DIRECTION 1> According to the summary judgment passage, why may the Court not make credibility determinations, weigh the evidence, or draw legitimate inferences from the facts? Answer in one to three sentences.
DIRECTION 2> Rewrite the lines of the records between the lines holding "colorbar-segment — [2476, 628, 2505, 653]" and "colorbar-segment — [2476, 188, 2505, 212]", inclusive, replacing "colorbar-segment" with "colorbar-block" and leaving everything else unchanged.

TEXT PASSAGE>

— START —

A party seeking summary judgment has the burden of informing the district court of the basis for its motion and identifying those portions of the record that demonstrate the absence of a genuine issue of material fact. Celotex Corp. v. Catrett, 477 U.S. 317, 323 (1986). If a movant meets its burden, the party opposing summary judgment must present evidence showing either (1) a genuine issue of material fact or (2) that the movant is not entitled to judgment as a matter of law. Id. at 324. In determining whether a genuine issue of material fact exists, the evidence is viewed in the light most favorable to the party opposing summary judgment, “and all justifiable inferences are to be drawn” in favor of that party. Anderson, 477 U.S. at 255; see also Herzog v. Castle Rock Entm't, 193 F.3d 1241, 1246 (11th Cir. 1999). The Court may not make credibility determinations, weigh the evidence, or draw legitimate inferences from the facts, as these are jury functions. Anderson, 477 U.S. at 255. See also Graham v. State Farm Mut. Ins. Co., 193 F.3d 1274, 1282 (11th Cir. 1999). Summary judgment for the moving party is proper “[w]here the record taken as a whole could not lead a rational trier of fact to find for the non-moving party.” Matsushita Elec. Indus. Co. v. Zenith Radio Corp., 475 U.S. 574, 587 (1986).

— END —

Items from a dataset>
— START —

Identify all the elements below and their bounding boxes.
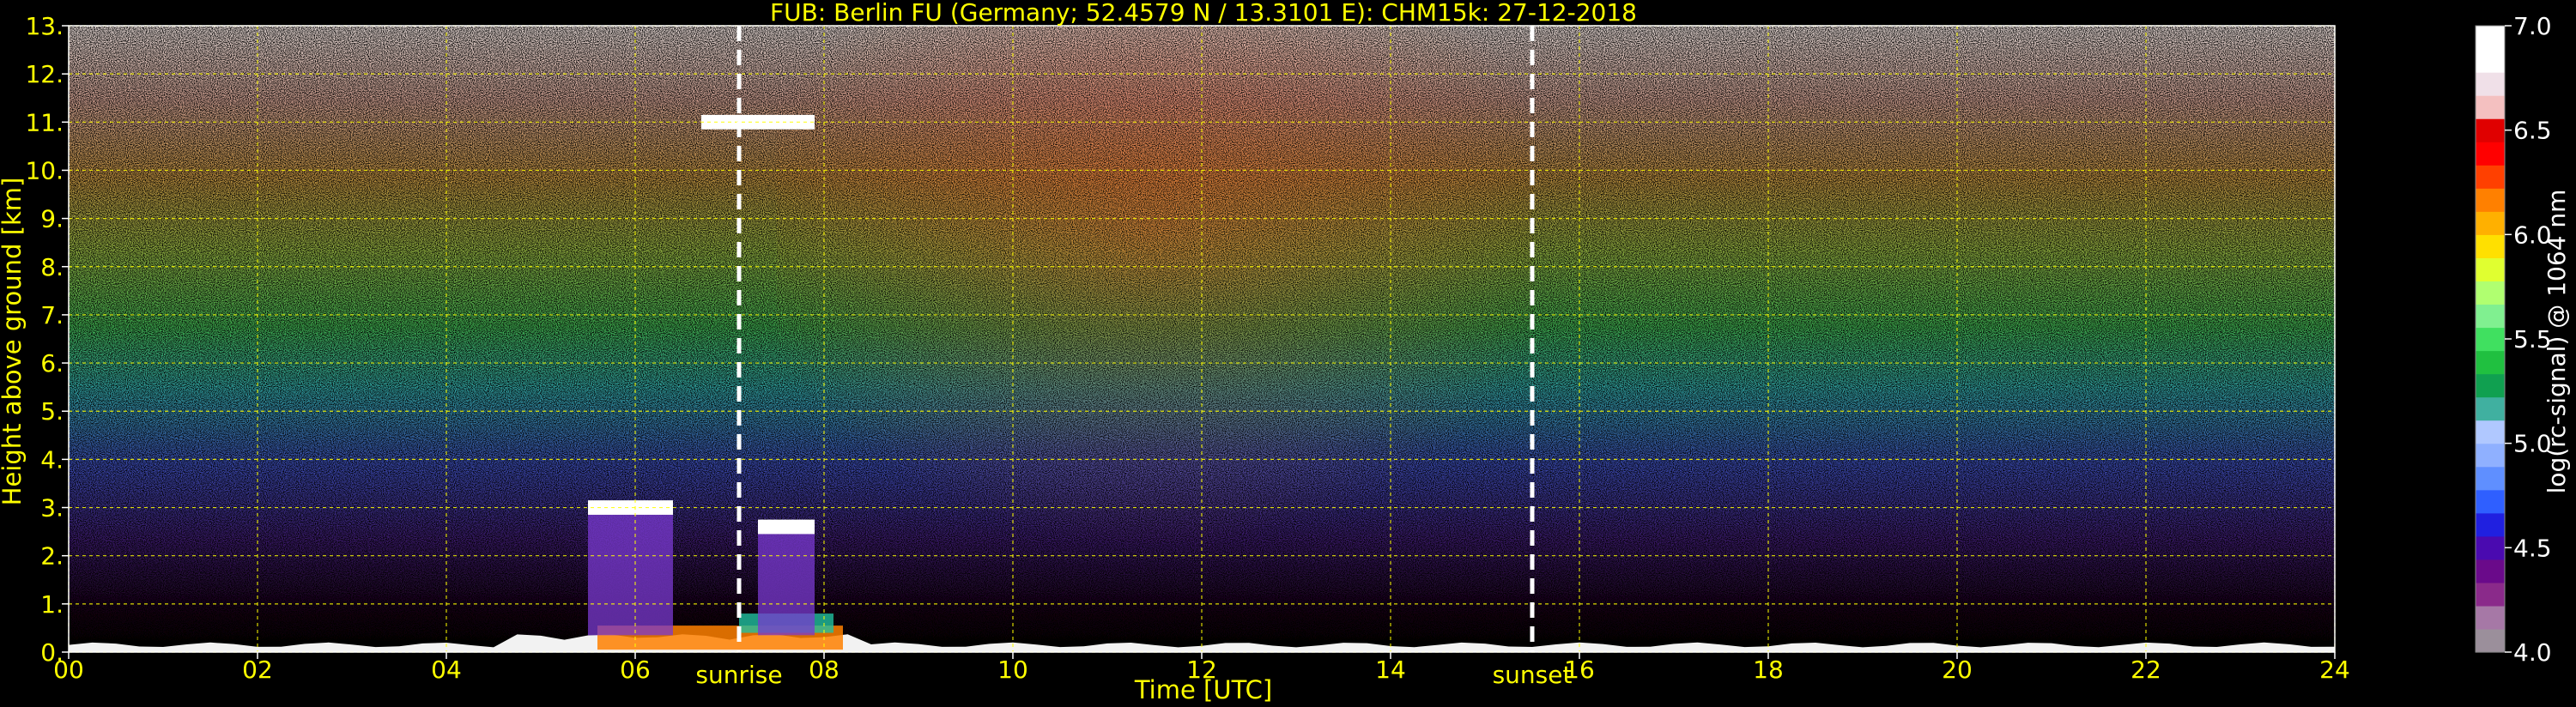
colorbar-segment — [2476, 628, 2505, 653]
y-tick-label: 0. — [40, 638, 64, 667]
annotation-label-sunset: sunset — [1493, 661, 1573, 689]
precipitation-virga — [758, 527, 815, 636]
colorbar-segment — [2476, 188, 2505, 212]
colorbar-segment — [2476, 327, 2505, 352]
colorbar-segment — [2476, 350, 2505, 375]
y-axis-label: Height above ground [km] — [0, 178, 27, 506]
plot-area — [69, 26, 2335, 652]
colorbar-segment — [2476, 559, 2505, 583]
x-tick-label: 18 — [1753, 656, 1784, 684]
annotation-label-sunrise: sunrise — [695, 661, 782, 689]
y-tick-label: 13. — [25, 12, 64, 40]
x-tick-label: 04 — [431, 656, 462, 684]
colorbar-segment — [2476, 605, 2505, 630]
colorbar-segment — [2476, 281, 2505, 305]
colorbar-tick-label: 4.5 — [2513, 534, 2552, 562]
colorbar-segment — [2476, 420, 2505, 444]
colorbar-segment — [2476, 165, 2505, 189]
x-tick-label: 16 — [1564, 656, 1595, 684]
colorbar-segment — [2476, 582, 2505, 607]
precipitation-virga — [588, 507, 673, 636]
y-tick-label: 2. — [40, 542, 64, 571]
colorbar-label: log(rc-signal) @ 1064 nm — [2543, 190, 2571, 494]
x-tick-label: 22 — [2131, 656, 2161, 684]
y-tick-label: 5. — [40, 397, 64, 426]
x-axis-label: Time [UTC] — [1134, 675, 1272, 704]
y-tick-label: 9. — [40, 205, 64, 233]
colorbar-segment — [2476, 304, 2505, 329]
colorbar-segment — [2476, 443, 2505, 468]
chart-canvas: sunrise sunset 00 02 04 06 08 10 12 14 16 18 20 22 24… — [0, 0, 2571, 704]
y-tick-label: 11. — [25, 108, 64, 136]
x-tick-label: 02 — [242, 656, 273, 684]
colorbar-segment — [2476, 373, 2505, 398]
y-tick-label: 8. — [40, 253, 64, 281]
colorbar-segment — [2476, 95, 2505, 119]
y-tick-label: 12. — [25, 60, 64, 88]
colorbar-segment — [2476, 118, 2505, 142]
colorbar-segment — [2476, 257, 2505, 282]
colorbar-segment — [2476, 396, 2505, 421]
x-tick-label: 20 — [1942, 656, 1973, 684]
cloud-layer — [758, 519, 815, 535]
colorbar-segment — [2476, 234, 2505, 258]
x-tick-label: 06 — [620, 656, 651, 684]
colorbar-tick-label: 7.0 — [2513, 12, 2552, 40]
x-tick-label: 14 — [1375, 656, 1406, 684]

— END —

FULL SOLUTION 1> The Court may not do these things because they are jury functions.

FULL SOLUTION 2>
colorbar-block — [2476, 628, 2505, 653]
y-tick-label: 0. — [40, 638, 64, 667]
annotation-label-sunset: sunset — [1493, 661, 1573, 689]
precipitation-virga — [758, 527, 815, 636]
colorbar-block — [2476, 188, 2505, 212]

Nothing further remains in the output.